══ RECORDS FOR PROCESSING ══
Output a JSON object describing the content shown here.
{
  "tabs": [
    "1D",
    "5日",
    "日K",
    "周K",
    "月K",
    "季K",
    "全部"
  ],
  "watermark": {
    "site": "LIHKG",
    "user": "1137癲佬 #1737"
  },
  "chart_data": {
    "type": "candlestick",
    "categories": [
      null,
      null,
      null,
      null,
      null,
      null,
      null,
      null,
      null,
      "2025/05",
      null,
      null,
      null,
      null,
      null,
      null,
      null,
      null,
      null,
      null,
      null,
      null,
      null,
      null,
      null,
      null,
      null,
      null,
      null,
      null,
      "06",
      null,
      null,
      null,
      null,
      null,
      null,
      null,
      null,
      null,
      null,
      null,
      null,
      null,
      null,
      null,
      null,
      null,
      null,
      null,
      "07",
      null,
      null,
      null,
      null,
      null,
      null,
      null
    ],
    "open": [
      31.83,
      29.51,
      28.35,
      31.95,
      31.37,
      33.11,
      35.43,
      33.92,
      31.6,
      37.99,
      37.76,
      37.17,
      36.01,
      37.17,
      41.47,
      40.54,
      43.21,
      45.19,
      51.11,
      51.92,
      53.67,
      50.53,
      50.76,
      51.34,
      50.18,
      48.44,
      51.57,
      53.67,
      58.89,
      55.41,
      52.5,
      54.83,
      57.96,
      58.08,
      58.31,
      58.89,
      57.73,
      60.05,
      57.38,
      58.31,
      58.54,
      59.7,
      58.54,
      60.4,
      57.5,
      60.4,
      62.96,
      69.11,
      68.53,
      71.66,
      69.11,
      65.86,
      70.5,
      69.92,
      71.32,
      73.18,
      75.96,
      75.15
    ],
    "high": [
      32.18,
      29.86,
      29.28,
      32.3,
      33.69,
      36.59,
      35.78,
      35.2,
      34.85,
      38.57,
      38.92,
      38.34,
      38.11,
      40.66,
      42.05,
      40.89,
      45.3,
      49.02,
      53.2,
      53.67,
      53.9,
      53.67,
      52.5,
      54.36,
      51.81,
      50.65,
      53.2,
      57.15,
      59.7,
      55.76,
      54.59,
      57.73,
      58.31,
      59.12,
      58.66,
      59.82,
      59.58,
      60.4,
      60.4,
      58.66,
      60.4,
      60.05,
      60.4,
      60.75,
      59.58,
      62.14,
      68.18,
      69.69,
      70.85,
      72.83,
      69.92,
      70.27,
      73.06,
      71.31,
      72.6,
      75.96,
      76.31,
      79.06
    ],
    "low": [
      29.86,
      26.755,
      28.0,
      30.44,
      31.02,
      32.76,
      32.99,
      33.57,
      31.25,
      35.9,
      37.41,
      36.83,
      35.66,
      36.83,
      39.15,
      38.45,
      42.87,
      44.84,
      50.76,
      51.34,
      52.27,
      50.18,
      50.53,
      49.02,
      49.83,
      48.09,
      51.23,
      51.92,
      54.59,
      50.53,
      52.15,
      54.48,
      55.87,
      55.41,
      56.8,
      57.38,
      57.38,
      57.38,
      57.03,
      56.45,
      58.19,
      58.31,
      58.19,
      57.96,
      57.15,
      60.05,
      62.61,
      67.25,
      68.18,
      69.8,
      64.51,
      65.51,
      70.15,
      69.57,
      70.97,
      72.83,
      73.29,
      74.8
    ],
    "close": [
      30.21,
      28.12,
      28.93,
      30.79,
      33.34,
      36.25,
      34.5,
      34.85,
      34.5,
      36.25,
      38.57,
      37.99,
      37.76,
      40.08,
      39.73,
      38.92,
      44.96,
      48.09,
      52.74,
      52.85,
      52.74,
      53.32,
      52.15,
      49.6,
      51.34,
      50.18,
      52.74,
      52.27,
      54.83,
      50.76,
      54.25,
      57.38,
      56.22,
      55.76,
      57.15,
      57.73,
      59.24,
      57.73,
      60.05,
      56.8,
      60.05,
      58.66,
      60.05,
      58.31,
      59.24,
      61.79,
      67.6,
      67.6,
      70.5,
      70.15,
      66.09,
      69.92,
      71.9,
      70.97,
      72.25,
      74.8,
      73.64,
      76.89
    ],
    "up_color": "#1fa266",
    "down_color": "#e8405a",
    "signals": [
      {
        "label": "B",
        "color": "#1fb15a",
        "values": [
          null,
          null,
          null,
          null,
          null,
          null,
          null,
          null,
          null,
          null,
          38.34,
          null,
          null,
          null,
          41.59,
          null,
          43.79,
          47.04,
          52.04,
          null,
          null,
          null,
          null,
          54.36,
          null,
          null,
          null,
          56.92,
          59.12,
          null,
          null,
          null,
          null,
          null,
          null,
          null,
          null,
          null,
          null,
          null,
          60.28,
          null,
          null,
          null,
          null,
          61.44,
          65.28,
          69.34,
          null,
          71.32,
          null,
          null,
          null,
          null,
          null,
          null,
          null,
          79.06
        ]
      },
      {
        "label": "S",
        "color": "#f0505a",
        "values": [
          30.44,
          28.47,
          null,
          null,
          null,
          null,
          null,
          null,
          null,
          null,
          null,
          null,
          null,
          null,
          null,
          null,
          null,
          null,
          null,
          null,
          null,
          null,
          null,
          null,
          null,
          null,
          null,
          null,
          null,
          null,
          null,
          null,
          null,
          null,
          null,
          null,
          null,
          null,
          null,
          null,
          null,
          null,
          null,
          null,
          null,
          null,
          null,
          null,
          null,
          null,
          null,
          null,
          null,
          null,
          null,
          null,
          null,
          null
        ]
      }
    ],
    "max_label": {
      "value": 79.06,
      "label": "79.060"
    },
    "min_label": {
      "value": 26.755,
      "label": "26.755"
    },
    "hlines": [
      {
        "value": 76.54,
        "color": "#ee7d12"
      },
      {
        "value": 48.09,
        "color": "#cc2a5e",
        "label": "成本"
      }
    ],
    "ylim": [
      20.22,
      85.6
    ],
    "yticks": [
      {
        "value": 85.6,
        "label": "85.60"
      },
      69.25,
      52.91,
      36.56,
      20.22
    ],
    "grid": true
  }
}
═══
SHORT EXERCISE: Output the entries exactly.

EXERCISE RESULT:
Output a JSON object describing the content shown here.
{
  "tabs": [
    "1D",
    "5日",
    "日K",
    "周K",
    "月K",
    "季K",
    "全部"
  ],
  "watermark": {
    "site": "LIHKG",
    "user": "1137癲佬 #1737"
  },
  "chart_data": {
    "type": "candlestick",
    "categories": [
      null,
      null,
      null,
      null,
      null,
      null,
      null,
      null,
      null,
      "2025/05",
      null,
      null,
      null,
      null,
      null,
      null,
      null,
      null,
      null,
      null,
      null,
      null,
      null,
      null,
      null,
      null,
      null,
      null,
      null,
      null,
      "06",
      null,
      null,
      null,
      null,
      null,
      null,
      null,
      null,
      null,
      null,
      null,
      null,
      null,
      null,
      null,
      null,
      null,
      null,
      null,
      "07",
      null,
      null,
      null,
      null,
      null,
      null,
      null
    ],
    "open": [
      31.83,
      29.51,
      28.35,
      31.95,
      31.37,
      33.11,
      35.43,
      33.92,
      31.6,
      37.99,
      37.76,
      37.17,
      36.01,
      37.17,
      41.47,
      40.54,
      43.21,
      45.19,
      51.11,
      51.92,
      53.67,
      50.53,
      50.76,
      51.34,
      50.18,
      48.44,
      51.57,
      53.67,
      58.89,
      55.41,
      52.5,
      54.83,
      57.96,
      58.08,
      58.31,
      58.89,
      57.73,
      60.05,
      57.38,
      58.31,
      58.54,
      59.7,
      58.54,
      60.4,
      57.5,
      60.4,
      62.96,
      69.11,
      68.53,
      71.66,
      69.11,
      65.86,
      70.5,
      69.92,
      71.32,
      73.18,
      75.96,
      75.15
    ],
    "high": [
      32.18,
      29.86,
      29.28,
      32.3,
      33.69,
      36.59,
      35.78,
      35.2,
      34.85,
      38.57,
      38.92,
      38.34,
      38.11,
      40.66,
      42.05,
      40.89,
      45.3,
      49.02,
      53.2,
      53.67,
      53.9,
      53.67,
      52.5,
      54.36,
      51.81,
      50.65,
      53.2,
      57.15,
      59.7,
      55.76,
      54.59,
      57.73,
      58.31,
      59.12,
      58.66,
      59.82,
      59.58,
      60.4,
      60.4,
      58.66,
      60.4,
      60.05,
      60.4,
      60.75,
      59.58,
      62.14,
      68.18,
      69.69,
      70.85,
      72.83,
      69.92,
      70.27,
      73.06,
      71.31,
      72.6,
      75.96,
      76.31,
      79.06
    ],
    "low": [
      29.86,
      26.755,
      28.0,
      30.44,
      31.02,
      32.76,
      32.99,
      33.57,
      31.25,
      35.9,
      37.41,
      36.83,
      35.66,
      36.83,
      39.15,
      38.45,
      42.87,
      44.84,
      50.76,
      51.34,
      52.27,
      50.18,
      50.53,
      49.02,
      49.83,
      48.09,
      51.23,
      51.92,
      54.59,
      50.53,
      52.15,
      54.48,
      55.87,
      55.41,
      56.8,
      57.38,
      57.38,
      57.38,
      57.03,
      56.45,
      58.19,
      58.31,
      58.19,
      57.96,
      57.15,
      60.05,
      62.61,
      67.25,
      68.18,
      69.8,
      64.51,
      65.51,
      70.15,
      69.57,
      70.97,
      72.83,
      73.29,
      74.8
    ],
    "close": [
      30.21,
      28.12,
      28.93,
      30.79,
      33.34,
      36.25,
      34.5,
      34.85,
      34.5,
      36.25,
      38.57,
      37.99,
      37.76,
      40.08,
      39.73,
      38.92,
      44.96,
      48.09,
      52.74,
      52.85,
      52.74,
      53.32,
      52.15,
      49.6,
      51.34,
      50.18,
      52.74,
      52.27,
      54.83,
      50.76,
      54.25,
      57.38,
      56.22,
      55.76,
      57.15,
      57.73,
      59.24,
      57.73,
      60.05,
      56.8,
      60.05,
      58.66,
      60.05,
      58.31,
      59.24,
      61.79,
      67.6,
      67.6,
      70.5,
      70.15,
      66.09,
      69.92,
      71.9,
      70.97,
      72.25,
      74.8,
      73.64,
      76.89
    ],
    "up_color": "#1fa266",
    "down_color": "#e8405a",
    "signals": [
      {
        "label": "B",
        "color": "#1fb15a",
        "values": [
          null,
          null,
          null,
          null,
          null,
          null,
          null,
          null,
          null,
          null,
          38.34,
          null,
          null,
          null,
          41.59,
          null,
          43.79,
          47.04,
          52.04,
          null,
          null,
          null,
          null,
          54.36,
          null,
          null,
          null,
          56.92,
          59.12,
          null,
          null,
          null,
          null,
          null,
          null,
          null,
          null,
          null,
          null,
          null,
          60.28,
          null,
          null,
          null,
          null,
          61.44,
          65.28,
          69.34,
          null,
          71.32,
          null,
          null,
          null,
          null,
          null,
          null,
          null,
          79.06
        ]
      },
      {
        "label": "S",
        "color": "#f0505a",
        "values": [
          30.44,
          28.47,
          null,
          null,
          null,
          null,
          null,
          null,
          null,
          null,
          null,
          null,
          null,
          null,
          null,
          null,
          null,
          null,
          null,
          null,
          null,
          null,
          null,
          null,
          null,
          null,
          null,
          null,
          null,
          null,
          null,
          null,
          null,
          null,
          null,
          null,
          null,
          null,
          null,
          null,
          null,
          null,
          null,
          null,
          null,
          null,
          null,
          null,
          null,
          null,
          null,
          null,
          null,
          null,
          null,
          null,
          null,
          null
        ]
      }
    ],
    "max_label": {
      "value": 79.06,
      "label": "79.060"
    },
    "min_label": {
      "value": 26.755,
      "label": "26.755"
    },
    "hlines": [
      {
        "value": 76.54,
        "color": "#ee7d12"
      },
      {
        "value": 48.09,
        "color": "#cc2a5e",
        "label": "成本"
      }
    ],
    "ylim": [
      20.22,
      85.6
    ],
    "yticks": [
      {
        "value": 85.6,
        "label": "85.60"
      },
      69.25,
      52.91,
      36.56,
      20.22
    ],
    "grid": true
  }
}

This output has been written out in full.